**** Input rows ****

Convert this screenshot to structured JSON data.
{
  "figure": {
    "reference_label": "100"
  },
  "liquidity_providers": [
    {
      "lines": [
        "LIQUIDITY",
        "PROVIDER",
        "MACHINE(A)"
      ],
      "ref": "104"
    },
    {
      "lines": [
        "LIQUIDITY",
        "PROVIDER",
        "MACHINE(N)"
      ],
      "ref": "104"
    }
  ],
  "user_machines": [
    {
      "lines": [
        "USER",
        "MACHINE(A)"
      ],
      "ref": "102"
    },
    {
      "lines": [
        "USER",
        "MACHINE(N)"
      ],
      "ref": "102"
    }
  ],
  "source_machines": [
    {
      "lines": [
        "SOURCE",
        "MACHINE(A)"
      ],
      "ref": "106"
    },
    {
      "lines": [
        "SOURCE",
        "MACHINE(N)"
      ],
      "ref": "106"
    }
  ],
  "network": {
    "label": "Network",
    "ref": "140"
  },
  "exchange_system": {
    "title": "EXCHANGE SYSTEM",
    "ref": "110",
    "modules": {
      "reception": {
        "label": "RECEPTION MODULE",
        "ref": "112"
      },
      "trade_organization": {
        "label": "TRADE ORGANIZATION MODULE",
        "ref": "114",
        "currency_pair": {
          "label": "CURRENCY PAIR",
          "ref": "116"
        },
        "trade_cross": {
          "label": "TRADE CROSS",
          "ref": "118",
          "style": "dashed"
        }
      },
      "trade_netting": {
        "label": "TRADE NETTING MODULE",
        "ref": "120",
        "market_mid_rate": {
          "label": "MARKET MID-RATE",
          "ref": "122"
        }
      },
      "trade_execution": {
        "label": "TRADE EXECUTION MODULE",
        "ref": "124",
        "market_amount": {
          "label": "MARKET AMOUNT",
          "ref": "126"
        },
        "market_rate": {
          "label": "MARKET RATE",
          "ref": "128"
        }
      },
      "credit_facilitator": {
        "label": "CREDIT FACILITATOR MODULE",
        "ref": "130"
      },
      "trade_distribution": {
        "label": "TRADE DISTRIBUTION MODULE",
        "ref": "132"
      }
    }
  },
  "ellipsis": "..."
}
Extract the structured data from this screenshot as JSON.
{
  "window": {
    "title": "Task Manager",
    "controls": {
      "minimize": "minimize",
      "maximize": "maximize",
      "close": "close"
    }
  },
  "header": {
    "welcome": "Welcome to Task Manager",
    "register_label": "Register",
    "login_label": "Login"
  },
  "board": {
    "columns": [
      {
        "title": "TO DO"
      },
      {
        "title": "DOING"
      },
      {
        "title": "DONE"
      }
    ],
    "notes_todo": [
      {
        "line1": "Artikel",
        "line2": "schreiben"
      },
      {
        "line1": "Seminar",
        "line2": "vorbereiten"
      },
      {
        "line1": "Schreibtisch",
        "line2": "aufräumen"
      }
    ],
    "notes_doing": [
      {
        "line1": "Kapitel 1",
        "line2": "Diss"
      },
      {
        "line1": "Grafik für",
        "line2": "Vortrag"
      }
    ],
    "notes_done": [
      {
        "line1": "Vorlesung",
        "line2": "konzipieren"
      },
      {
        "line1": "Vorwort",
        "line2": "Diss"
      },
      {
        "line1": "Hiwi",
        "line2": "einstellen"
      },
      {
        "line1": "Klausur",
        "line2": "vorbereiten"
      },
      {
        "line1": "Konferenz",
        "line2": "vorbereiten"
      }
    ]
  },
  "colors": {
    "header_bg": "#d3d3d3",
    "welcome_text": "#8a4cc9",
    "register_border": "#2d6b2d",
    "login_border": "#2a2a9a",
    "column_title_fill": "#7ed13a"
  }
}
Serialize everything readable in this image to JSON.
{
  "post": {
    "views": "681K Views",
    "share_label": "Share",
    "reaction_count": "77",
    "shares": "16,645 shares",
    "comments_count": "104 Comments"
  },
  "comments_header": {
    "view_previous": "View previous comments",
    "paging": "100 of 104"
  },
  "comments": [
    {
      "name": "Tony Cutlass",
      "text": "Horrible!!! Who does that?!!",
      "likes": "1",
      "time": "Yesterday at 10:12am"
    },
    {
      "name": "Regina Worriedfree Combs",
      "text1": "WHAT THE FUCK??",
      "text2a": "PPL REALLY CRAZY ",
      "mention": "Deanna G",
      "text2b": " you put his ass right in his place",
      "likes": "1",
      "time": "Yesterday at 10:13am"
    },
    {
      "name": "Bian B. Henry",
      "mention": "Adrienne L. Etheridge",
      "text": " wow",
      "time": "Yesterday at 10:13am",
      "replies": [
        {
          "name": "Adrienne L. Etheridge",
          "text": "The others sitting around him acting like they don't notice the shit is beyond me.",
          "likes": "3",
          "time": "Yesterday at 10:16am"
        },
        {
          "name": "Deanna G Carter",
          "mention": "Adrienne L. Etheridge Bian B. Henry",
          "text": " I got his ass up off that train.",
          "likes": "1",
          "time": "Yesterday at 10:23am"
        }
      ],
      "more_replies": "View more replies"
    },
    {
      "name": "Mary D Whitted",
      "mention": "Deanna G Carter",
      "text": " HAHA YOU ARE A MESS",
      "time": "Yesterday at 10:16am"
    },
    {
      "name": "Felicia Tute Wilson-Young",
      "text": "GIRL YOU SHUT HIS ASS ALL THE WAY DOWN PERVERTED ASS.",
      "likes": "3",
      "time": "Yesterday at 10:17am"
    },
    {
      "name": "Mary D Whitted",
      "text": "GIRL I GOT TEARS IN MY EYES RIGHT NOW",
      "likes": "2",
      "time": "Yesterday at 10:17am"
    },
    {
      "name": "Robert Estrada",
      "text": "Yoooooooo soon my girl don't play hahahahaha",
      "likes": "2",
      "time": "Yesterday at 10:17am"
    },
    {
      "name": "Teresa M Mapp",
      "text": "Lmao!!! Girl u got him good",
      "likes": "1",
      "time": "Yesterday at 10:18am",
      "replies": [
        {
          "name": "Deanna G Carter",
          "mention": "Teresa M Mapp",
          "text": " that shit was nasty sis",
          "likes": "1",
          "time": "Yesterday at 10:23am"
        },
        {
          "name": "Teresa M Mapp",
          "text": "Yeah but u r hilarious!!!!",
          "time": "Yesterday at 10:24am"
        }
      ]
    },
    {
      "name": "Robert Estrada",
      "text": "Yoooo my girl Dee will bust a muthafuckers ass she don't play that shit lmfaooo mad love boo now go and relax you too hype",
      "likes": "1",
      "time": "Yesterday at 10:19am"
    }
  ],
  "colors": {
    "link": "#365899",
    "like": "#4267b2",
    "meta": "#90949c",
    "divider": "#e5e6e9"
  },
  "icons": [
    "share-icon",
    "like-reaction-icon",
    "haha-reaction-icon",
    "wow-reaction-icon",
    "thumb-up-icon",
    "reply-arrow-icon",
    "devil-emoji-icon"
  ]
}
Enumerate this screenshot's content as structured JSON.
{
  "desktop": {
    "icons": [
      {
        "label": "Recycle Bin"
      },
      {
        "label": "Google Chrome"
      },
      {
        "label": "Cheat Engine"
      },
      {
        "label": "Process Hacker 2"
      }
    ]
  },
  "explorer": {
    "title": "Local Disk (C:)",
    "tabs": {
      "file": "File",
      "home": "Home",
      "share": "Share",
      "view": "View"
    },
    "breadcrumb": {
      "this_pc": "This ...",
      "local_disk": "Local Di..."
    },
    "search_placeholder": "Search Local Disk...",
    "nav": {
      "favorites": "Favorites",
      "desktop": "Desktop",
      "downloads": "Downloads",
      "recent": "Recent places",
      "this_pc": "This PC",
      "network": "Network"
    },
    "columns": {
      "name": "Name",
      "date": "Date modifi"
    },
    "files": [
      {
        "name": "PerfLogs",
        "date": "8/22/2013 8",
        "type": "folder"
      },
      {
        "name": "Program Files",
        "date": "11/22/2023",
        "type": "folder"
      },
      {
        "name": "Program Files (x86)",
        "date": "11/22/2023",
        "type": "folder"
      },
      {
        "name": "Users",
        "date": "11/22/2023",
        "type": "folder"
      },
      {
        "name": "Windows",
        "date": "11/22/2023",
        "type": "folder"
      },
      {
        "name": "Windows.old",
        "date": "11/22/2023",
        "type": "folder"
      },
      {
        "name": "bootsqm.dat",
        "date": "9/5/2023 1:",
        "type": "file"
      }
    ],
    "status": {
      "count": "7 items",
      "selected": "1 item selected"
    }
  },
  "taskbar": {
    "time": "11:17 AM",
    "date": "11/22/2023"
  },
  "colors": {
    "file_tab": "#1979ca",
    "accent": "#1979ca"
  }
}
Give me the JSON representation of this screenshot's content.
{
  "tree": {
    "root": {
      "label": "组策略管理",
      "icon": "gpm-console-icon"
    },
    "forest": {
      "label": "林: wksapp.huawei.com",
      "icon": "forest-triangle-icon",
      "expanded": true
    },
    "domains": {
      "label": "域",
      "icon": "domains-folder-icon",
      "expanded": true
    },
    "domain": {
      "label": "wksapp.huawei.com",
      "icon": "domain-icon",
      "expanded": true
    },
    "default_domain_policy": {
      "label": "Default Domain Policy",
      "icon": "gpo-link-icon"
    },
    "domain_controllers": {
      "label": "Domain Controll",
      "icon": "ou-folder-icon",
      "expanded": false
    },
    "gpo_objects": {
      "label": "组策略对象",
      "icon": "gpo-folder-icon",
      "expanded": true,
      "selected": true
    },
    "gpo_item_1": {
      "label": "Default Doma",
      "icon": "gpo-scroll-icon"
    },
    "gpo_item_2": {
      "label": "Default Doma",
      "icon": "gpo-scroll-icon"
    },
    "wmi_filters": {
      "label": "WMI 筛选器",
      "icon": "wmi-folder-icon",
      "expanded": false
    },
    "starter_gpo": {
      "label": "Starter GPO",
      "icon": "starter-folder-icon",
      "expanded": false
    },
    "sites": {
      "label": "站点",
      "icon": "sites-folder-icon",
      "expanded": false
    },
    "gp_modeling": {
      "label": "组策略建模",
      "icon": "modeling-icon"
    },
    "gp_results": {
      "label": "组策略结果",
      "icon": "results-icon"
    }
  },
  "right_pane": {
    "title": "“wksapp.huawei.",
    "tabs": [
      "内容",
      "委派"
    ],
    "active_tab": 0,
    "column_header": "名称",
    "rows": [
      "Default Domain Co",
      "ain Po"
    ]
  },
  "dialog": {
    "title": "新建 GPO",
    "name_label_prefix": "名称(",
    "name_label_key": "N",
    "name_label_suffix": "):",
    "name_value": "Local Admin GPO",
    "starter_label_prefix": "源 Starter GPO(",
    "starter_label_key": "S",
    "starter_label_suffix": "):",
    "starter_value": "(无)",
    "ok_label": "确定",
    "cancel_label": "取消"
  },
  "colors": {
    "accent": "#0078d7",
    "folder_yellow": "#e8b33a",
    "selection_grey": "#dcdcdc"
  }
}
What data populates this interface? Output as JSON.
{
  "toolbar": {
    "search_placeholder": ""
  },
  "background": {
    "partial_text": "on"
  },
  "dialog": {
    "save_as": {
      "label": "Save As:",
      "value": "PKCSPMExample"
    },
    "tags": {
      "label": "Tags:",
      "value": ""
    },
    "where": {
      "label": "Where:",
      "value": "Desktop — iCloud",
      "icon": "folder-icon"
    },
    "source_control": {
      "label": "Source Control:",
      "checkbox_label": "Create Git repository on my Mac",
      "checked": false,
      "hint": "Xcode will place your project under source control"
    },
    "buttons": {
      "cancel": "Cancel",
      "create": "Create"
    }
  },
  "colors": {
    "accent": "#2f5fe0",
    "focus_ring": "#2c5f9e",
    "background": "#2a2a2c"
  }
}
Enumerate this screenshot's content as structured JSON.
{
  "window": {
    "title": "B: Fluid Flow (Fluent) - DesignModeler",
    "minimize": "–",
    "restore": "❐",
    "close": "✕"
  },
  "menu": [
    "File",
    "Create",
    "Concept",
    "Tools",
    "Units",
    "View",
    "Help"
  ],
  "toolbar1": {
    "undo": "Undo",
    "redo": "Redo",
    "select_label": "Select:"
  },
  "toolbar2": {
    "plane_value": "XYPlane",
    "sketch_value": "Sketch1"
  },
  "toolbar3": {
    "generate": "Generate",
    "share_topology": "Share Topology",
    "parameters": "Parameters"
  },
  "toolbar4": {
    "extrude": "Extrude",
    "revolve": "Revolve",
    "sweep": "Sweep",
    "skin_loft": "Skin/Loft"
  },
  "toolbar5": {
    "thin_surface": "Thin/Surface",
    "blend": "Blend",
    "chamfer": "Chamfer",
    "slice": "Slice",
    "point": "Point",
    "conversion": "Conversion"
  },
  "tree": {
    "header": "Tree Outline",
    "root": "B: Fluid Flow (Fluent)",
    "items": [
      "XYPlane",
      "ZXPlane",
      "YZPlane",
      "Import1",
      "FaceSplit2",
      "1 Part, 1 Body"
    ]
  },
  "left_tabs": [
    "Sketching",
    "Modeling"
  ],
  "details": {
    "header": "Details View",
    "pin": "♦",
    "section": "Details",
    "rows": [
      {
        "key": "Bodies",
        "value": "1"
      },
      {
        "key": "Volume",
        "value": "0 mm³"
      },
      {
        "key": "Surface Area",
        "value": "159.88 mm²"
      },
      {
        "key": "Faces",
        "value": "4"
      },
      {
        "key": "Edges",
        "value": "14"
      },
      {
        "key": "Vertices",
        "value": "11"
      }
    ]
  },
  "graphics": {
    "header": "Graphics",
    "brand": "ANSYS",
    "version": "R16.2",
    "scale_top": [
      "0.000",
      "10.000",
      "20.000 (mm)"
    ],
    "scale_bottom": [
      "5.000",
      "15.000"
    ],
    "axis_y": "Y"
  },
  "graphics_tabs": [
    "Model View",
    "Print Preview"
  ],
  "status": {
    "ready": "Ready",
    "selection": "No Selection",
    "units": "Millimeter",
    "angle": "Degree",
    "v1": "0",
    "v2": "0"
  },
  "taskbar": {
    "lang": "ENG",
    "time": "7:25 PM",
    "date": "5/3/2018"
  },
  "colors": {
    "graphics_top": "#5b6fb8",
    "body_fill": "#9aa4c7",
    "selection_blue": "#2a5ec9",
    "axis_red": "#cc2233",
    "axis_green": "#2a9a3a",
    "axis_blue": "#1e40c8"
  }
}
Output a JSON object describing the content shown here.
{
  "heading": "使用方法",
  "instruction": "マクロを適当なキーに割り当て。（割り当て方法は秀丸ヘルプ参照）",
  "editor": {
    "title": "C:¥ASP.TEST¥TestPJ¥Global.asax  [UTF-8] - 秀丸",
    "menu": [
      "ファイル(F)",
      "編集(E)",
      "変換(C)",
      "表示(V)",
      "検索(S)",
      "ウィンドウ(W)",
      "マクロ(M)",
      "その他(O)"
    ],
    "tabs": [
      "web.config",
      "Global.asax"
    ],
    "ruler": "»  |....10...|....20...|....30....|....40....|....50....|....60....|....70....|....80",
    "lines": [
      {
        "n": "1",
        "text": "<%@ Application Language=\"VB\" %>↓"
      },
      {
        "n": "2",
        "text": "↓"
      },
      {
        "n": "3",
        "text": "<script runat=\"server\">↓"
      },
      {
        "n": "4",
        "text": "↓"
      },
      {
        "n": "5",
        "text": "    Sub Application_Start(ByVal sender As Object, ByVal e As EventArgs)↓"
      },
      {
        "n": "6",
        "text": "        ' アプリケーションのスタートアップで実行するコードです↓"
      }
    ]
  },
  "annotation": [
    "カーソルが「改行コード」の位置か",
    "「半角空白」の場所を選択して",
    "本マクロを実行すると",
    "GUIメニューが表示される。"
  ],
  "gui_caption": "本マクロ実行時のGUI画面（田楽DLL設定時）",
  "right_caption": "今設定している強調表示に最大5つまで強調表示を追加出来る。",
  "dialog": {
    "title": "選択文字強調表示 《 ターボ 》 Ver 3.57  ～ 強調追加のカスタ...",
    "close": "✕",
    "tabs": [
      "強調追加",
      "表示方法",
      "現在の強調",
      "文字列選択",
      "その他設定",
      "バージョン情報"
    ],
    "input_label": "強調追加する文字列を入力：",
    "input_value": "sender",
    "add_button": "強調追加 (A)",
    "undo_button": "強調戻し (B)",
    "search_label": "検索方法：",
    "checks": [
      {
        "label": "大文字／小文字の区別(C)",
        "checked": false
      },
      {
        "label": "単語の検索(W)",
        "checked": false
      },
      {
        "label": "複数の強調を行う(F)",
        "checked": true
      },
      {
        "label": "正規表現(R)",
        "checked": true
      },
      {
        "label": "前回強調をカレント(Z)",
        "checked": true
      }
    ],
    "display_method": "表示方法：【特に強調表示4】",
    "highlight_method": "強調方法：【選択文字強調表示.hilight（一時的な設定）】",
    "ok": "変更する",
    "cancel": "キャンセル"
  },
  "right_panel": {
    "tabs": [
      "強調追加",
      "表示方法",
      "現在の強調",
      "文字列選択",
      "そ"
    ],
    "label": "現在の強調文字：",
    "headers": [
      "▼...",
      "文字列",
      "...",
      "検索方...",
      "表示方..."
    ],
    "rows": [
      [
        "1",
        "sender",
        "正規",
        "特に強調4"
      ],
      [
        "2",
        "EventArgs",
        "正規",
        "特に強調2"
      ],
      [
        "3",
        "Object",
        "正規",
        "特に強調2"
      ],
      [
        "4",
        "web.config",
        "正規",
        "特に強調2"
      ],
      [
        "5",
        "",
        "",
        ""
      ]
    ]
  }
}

****

Pick each line holding the word "content" out of the data and copy it.

Enumerate this screenshot's content as structured JSON.
Give me the JSON representation of this screenshot's content.
Enumerate this screenshot's content as structured JSON.
Output a JSON object describing the content shown here.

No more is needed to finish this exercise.